— start of Recorded data —
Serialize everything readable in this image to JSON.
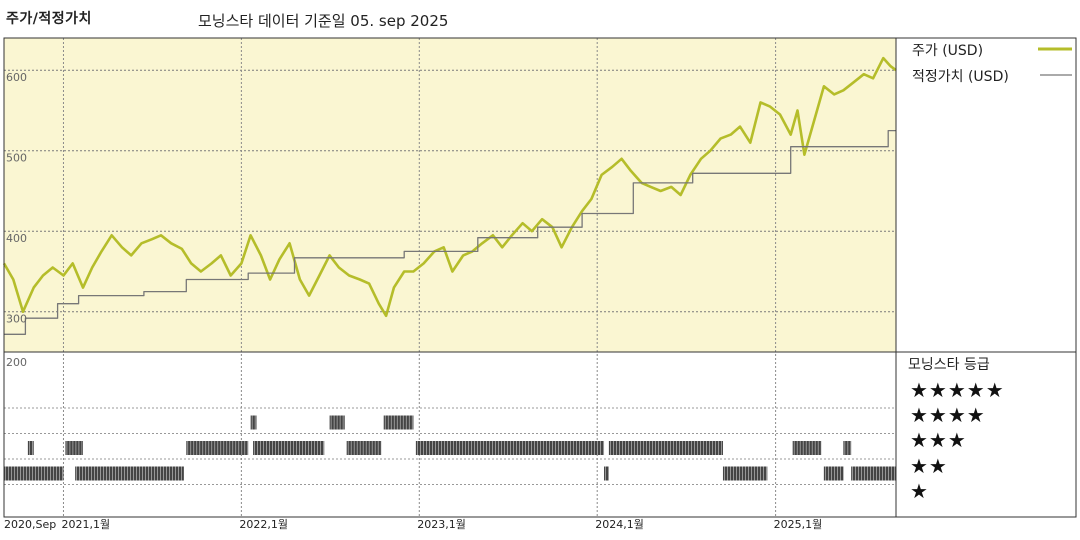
{
  "header": {
    "title": "주가/적정가치",
    "date_label": "모닝스타 데이터 기준일 05. sep 2025"
  },
  "legend": {
    "price_label": "주가 (USD)",
    "fair_label": "적정가치 (USD)",
    "rating_title": "모닝스타 등급",
    "stars": [
      "★★★★★",
      "★★★★",
      "★★★",
      "★★",
      "★"
    ]
  },
  "colors": {
    "price": "#b5bd2a",
    "fair": "#777777",
    "panel_bg": "#faf6d2",
    "rating_bar": "#444444"
  },
  "chart_data": {
    "type": "line",
    "x_ticks": [
      "2020,Sep",
      "2021,1월",
      "2022,1월",
      "2023,1월",
      "2024,1월",
      "2025,1월"
    ],
    "x_range": [
      "2020-09-01",
      "2025-09-05"
    ],
    "y_ticks": [
      600,
      500,
      400,
      300,
      200
    ],
    "y_range": [
      250,
      640
    ],
    "grid": true,
    "series": [
      {
        "name": "주가 (USD)",
        "points": [
          [
            "2020-09-01",
            360
          ],
          [
            "2020-09-20",
            340
          ],
          [
            "2020-10-10",
            300
          ],
          [
            "2020-11-01",
            330
          ],
          [
            "2020-11-20",
            345
          ],
          [
            "2020-12-10",
            355
          ],
          [
            "2021-01-01",
            345
          ],
          [
            "2021-01-20",
            360
          ],
          [
            "2021-02-10",
            330
          ],
          [
            "2021-03-01",
            355
          ],
          [
            "2021-03-20",
            375
          ],
          [
            "2021-04-10",
            395
          ],
          [
            "2021-05-01",
            380
          ],
          [
            "2021-05-20",
            370
          ],
          [
            "2021-06-10",
            385
          ],
          [
            "2021-07-01",
            390
          ],
          [
            "2021-07-20",
            395
          ],
          [
            "2021-08-10",
            385
          ],
          [
            "2021-09-01",
            378
          ],
          [
            "2021-09-20",
            360
          ],
          [
            "2021-10-10",
            350
          ],
          [
            "2021-11-01",
            360
          ],
          [
            "2021-11-20",
            370
          ],
          [
            "2021-12-10",
            345
          ],
          [
            "2022-01-01",
            360
          ],
          [
            "2022-01-20",
            395
          ],
          [
            "2022-02-10",
            370
          ],
          [
            "2022-03-01",
            340
          ],
          [
            "2022-03-20",
            365
          ],
          [
            "2022-04-10",
            385
          ],
          [
            "2022-05-01",
            340
          ],
          [
            "2022-05-20",
            320
          ],
          [
            "2022-06-10",
            345
          ],
          [
            "2022-07-01",
            370
          ],
          [
            "2022-07-20",
            355
          ],
          [
            "2022-08-10",
            345
          ],
          [
            "2022-09-01",
            340
          ],
          [
            "2022-09-20",
            335
          ],
          [
            "2022-10-10",
            310
          ],
          [
            "2022-10-25",
            295
          ],
          [
            "2022-11-10",
            330
          ],
          [
            "2022-12-01",
            350
          ],
          [
            "2022-12-20",
            350
          ],
          [
            "2023-01-10",
            360
          ],
          [
            "2023-02-01",
            375
          ],
          [
            "2023-02-20",
            380
          ],
          [
            "2023-03-10",
            350
          ],
          [
            "2023-04-01",
            370
          ],
          [
            "2023-04-20",
            375
          ],
          [
            "2023-05-10",
            385
          ],
          [
            "2023-06-01",
            395
          ],
          [
            "2023-06-20",
            380
          ],
          [
            "2023-07-10",
            395
          ],
          [
            "2023-08-01",
            410
          ],
          [
            "2023-08-20",
            400
          ],
          [
            "2023-09-10",
            415
          ],
          [
            "2023-10-01",
            405
          ],
          [
            "2023-10-20",
            380
          ],
          [
            "2023-11-10",
            405
          ],
          [
            "2023-12-01",
            425
          ],
          [
            "2023-12-20",
            440
          ],
          [
            "2024-01-10",
            470
          ],
          [
            "2024-02-01",
            480
          ],
          [
            "2024-02-20",
            490
          ],
          [
            "2024-03-10",
            475
          ],
          [
            "2024-04-01",
            460
          ],
          [
            "2024-04-20",
            455
          ],
          [
            "2024-05-10",
            450
          ],
          [
            "2024-06-01",
            455
          ],
          [
            "2024-06-20",
            445
          ],
          [
            "2024-07-10",
            470
          ],
          [
            "2024-08-01",
            490
          ],
          [
            "2024-08-20",
            500
          ],
          [
            "2024-09-10",
            515
          ],
          [
            "2024-10-01",
            520
          ],
          [
            "2024-10-20",
            530
          ],
          [
            "2024-11-10",
            510
          ],
          [
            "2024-12-01",
            560
          ],
          [
            "2024-12-20",
            555
          ],
          [
            "2025-01-10",
            545
          ],
          [
            "2025-02-01",
            520
          ],
          [
            "2025-02-15",
            550
          ],
          [
            "2025-03-01",
            495
          ],
          [
            "2025-03-20",
            535
          ],
          [
            "2025-04-10",
            580
          ],
          [
            "2025-05-01",
            570
          ],
          [
            "2025-05-20",
            575
          ],
          [
            "2025-06-10",
            585
          ],
          [
            "2025-07-01",
            595
          ],
          [
            "2025-07-20",
            590
          ],
          [
            "2025-08-10",
            615
          ],
          [
            "2025-08-25",
            605
          ],
          [
            "2025-09-05",
            600
          ]
        ]
      },
      {
        "name": "적정가치 (USD)",
        "points": [
          [
            "2020-09-01",
            272
          ],
          [
            "2020-10-15",
            272
          ],
          [
            "2020-10-15",
            292
          ],
          [
            "2020-12-20",
            292
          ],
          [
            "2020-12-20",
            310
          ],
          [
            "2021-02-01",
            310
          ],
          [
            "2021-02-01",
            320
          ],
          [
            "2021-06-15",
            320
          ],
          [
            "2021-06-15",
            325
          ],
          [
            "2021-09-10",
            325
          ],
          [
            "2021-09-10",
            340
          ],
          [
            "2022-01-15",
            340
          ],
          [
            "2022-01-15",
            348
          ],
          [
            "2022-04-20",
            348
          ],
          [
            "2022-04-20",
            367
          ],
          [
            "2022-12-01",
            367
          ],
          [
            "2022-12-01",
            375
          ],
          [
            "2023-05-01",
            375
          ],
          [
            "2023-05-01",
            392
          ],
          [
            "2023-09-01",
            392
          ],
          [
            "2023-09-01",
            405
          ],
          [
            "2023-12-01",
            405
          ],
          [
            "2023-12-01",
            422
          ],
          [
            "2024-03-15",
            422
          ],
          [
            "2024-03-15",
            460
          ],
          [
            "2024-07-15",
            460
          ],
          [
            "2024-07-15",
            472
          ],
          [
            "2025-02-01",
            472
          ],
          [
            "2025-02-01",
            505
          ],
          [
            "2025-08-20",
            505
          ],
          [
            "2025-08-20",
            525
          ],
          [
            "2025-09-05",
            525
          ]
        ]
      }
    ],
    "rating_periods": [
      {
        "stars": 4,
        "start": "2022-01-20",
        "end": "2022-02-01"
      },
      {
        "stars": 4,
        "start": "2022-07-01",
        "end": "2022-08-01"
      },
      {
        "stars": 4,
        "start": "2022-10-20",
        "end": "2022-12-20"
      },
      {
        "stars": 3,
        "start": "2020-10-20",
        "end": "2020-11-01"
      },
      {
        "stars": 3,
        "start": "2021-01-05",
        "end": "2021-02-10"
      },
      {
        "stars": 3,
        "start": "2021-09-10",
        "end": "2022-01-15"
      },
      {
        "stars": 3,
        "start": "2022-01-25",
        "end": "2022-06-20"
      },
      {
        "stars": 3,
        "start": "2022-08-05",
        "end": "2022-10-15"
      },
      {
        "stars": 3,
        "start": "2022-12-25",
        "end": "2024-01-15"
      },
      {
        "stars": 3,
        "start": "2024-01-25",
        "end": "2024-09-15"
      },
      {
        "stars": 3,
        "start": "2025-02-05",
        "end": "2025-04-05"
      },
      {
        "stars": 3,
        "start": "2025-05-20",
        "end": "2025-06-05"
      },
      {
        "stars": 2,
        "start": "2020-09-01",
        "end": "2021-01-01"
      },
      {
        "stars": 2,
        "start": "2021-01-25",
        "end": "2021-09-05"
      },
      {
        "stars": 2,
        "start": "2024-01-15",
        "end": "2024-01-25"
      },
      {
        "stars": 2,
        "start": "2024-09-15",
        "end": "2024-12-15"
      },
      {
        "stars": 2,
        "start": "2025-04-10",
        "end": "2025-05-20"
      },
      {
        "stars": 2,
        "start": "2025-06-05",
        "end": "2025-09-05"
      }
    ]
  }
}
— end of Recorded data —
**What to work on:** In the entries above, find every line with the word "모닝스타" and list it.

**Full answer:**
    "date_label": "모닝스타 데이터 기준일 05. sep 2025"
    "rating_title": "모닝스타 등급",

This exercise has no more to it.